WHAT YOU ARE ASKED TO DO: Write out the whole listing word for word.
--- START EXCERPTED RECORDS ---
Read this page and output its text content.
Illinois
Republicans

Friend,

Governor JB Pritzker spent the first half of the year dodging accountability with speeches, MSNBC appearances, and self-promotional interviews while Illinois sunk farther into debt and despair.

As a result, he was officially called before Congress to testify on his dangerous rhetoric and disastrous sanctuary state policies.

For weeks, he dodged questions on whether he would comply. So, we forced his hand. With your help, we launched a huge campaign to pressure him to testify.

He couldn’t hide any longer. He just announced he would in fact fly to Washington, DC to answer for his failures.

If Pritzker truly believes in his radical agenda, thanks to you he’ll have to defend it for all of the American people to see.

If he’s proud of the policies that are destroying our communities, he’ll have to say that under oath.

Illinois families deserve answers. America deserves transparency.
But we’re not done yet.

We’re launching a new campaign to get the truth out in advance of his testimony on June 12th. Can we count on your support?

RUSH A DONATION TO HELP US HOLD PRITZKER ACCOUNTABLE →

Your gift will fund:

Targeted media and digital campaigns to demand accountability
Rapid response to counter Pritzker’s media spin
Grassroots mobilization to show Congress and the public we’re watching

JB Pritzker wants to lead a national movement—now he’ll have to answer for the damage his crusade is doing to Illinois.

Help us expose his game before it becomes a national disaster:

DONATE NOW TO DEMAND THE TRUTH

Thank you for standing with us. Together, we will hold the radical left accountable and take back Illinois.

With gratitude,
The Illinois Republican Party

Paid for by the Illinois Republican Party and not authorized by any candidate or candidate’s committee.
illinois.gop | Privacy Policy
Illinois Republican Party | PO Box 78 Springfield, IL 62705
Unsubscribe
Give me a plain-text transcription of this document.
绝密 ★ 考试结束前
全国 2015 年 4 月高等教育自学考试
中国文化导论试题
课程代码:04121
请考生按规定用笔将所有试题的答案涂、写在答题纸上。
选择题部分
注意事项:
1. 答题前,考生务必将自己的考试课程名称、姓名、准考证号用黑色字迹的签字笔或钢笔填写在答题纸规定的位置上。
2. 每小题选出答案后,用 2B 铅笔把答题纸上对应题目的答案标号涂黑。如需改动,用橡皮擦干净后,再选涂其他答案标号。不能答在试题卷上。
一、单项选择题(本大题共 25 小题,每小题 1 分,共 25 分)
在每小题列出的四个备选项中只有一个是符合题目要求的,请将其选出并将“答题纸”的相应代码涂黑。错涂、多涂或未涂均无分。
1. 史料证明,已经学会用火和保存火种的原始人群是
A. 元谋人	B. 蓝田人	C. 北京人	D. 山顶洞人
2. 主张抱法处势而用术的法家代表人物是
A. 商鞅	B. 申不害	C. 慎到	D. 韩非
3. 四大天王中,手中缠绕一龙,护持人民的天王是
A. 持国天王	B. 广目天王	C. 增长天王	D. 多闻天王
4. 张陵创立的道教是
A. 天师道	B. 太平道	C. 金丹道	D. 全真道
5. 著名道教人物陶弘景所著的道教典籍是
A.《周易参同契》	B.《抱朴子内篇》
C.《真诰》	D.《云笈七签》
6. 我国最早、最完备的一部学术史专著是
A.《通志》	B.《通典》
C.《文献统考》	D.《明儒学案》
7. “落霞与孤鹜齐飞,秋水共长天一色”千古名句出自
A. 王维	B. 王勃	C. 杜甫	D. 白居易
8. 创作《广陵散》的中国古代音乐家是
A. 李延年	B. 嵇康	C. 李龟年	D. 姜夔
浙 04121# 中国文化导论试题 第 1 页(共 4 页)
--- END EXCERPTED RECORDS ---
ANSWER BELOW:
Read this page and output its text content.
Illinois
Republicans

Friend,

Governor JB Pritzker spent the first half of the year dodging accountability with speeches, MSNBC appearances, and self-promotional interviews while Illinois sunk farther into debt and despair.

As a result, he was officially called before Congress to testify on his dangerous rhetoric and disastrous sanctuary state policies.

For weeks, he dodged questions on whether he would comply. So, we forced his hand. With your help, we launched a huge campaign to pressure him to testify.

He couldn’t hide any longer. He just announced he would in fact fly to Washington, DC to answer for his failures.

If Pritzker truly believes in his radical agenda, thanks to you he’ll have to defend it for all of the American people to see.

If he’s proud of the policies that are destroying our communities, he’ll have to say that under oath.

Illinois families deserve answers. America deserves transparency.
But we’re not done yet.

We’re launching a new campaign to get the truth out in advance of his testimony on June 12th. Can we count on your support?

RUSH A DONATION TO HELP US HOLD PRITZKER ACCOUNTABLE →

Your gift will fund:

Targeted media and digital campaigns to demand accountability
Rapid response to counter Pritzker’s media spin
Grassroots mobilization to show Congress and the public we’re watching

JB Pritzker wants to lead a national movement—now he’ll have to answer for the damage his crusade is doing to Illinois.

Help us expose his game before it becomes a national disaster:

DONATE NOW TO DEMAND THE TRUTH

Thank you for standing with us. Together, we will hold the radical left accountable and take back Illinois.

With gratitude,
The Illinois Republican Party

Paid for by the Illinois Republican Party and not authorized by any candidate or candidate’s committee.
illinois.gop | Privacy Policy
Illinois Republican Party | PO Box 78 Springfield, IL 62705
Unsubscribe
Give me a plain-text transcription of this document.
绝密 ★ 考试结束前
全国 2015 年 4 月高等教育自学考试
中国文化导论试题
课程代码:04121
请考生按规定用笔将所有试题的答案涂、写在答题纸上。
选择题部分
注意事项:
1. 答题前,考生务必将自己的考试课程名称、姓名、准考证号用黑色字迹的签字笔或钢笔填写在答题纸规定的位置上。
2. 每小题选出答案后,用 2B 铅笔把答题纸上对应题目的答案标号涂黑。如需改动,用橡皮擦干净后,再选涂其他答案标号。不能答在试题卷上。
一、单项选择题(本大题共 25 小题,每小题 1 分,共 25 分)
在每小题列出的四个备选项中只有一个是符合题目要求的,请将其选出并将“答题纸”的相应代码涂黑。错涂、多涂或未涂均无分。
1. 史料证明,已经学会用火和保存火种的原始人群是
A. 元谋人	B. 蓝田人	C. 北京人	D. 山顶洞人
2. 主张抱法处势而用术的法家代表人物是
A. 商鞅	B. 申不害	C. 慎到	D. 韩非
3. 四大天王中,手中缠绕一龙,护持人民的天王是
A. 持国天王	B. 广目天王	C. 增长天王	D. 多闻天王
4. 张陵创立的道教是
A. 天师道	B. 太平道	C. 金丹道	D. 全真道
5. 著名道教人物陶弘景所著的道教典籍是
A.《周易参同契》	B.《抱朴子内篇》
C.《真诰》	D.《云笈七签》
6. 我国最早、最完备的一部学术史专著是
A.《通志》	B.《通典》
C.《文献统考》	D.《明儒学案》
7. “落霞与孤鹜齐飞,秋水共长天一色”千古名句出自
A. 王维	B. 王勃	C. 杜甫	D. 白居易
8. 创作《广陵散》的中国古代音乐家是
A. 李延年	B. 嵇康	C. 李龟年	D. 姜夔
浙 04121# 中国文化导论试题 第 1 页(共 4 页)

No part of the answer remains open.